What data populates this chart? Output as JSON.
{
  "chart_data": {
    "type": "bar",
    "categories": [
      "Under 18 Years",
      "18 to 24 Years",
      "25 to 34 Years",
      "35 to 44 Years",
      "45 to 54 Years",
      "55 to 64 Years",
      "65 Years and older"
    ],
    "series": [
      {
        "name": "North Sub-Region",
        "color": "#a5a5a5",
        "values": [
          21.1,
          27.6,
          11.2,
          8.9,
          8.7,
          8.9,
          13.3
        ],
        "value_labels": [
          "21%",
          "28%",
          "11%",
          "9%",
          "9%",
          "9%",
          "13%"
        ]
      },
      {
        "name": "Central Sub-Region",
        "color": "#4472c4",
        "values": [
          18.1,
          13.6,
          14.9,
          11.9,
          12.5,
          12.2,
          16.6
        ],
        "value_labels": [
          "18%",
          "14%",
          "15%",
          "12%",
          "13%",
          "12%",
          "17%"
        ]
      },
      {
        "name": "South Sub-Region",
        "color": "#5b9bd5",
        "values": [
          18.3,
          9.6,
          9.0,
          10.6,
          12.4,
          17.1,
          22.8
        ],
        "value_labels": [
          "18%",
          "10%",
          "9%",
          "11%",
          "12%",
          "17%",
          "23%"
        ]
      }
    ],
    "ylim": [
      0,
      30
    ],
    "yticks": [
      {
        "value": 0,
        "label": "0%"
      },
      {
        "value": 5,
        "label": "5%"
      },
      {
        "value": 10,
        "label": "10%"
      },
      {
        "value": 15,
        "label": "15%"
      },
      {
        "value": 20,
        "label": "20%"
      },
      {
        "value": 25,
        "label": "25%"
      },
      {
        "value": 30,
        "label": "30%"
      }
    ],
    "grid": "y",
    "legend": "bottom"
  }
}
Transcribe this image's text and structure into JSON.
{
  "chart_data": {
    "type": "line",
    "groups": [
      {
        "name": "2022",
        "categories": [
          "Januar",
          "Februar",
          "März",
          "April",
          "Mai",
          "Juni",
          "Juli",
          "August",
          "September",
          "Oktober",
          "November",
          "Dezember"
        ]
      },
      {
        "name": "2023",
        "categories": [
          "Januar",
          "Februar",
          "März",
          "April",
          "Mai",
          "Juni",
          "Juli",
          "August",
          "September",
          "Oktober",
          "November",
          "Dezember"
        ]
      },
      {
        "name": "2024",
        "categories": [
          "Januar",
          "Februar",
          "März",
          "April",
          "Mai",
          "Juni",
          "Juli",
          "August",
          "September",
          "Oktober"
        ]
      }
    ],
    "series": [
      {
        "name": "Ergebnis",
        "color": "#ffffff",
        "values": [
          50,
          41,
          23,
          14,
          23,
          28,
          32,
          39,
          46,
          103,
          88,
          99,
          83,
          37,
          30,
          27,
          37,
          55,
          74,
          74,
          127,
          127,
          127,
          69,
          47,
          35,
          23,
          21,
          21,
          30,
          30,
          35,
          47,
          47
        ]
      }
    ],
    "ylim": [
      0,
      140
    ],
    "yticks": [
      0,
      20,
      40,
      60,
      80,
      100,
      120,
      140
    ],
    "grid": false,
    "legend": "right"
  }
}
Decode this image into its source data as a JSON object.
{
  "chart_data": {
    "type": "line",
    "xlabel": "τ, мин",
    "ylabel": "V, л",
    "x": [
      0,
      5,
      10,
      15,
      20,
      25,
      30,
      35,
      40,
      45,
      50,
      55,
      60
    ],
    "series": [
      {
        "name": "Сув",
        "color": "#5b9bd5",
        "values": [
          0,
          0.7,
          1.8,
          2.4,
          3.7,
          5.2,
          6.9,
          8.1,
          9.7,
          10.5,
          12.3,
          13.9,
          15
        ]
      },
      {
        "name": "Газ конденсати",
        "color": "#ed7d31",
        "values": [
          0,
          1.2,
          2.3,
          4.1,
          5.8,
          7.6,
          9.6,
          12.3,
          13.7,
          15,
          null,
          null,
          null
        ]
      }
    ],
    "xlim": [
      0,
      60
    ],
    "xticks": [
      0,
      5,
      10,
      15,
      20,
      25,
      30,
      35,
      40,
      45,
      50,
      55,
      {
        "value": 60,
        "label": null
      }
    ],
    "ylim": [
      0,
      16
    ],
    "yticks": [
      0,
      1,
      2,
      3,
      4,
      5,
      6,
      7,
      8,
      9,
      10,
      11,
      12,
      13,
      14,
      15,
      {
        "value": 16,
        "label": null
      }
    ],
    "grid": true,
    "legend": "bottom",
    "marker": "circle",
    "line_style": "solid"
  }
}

──────────

Identify all lines in the records above with the word "into".

ANSWER FOR THIS EXERCISE
Transcribe this image's text and structure into JSON.
Decode this image into its source data as a JSON object.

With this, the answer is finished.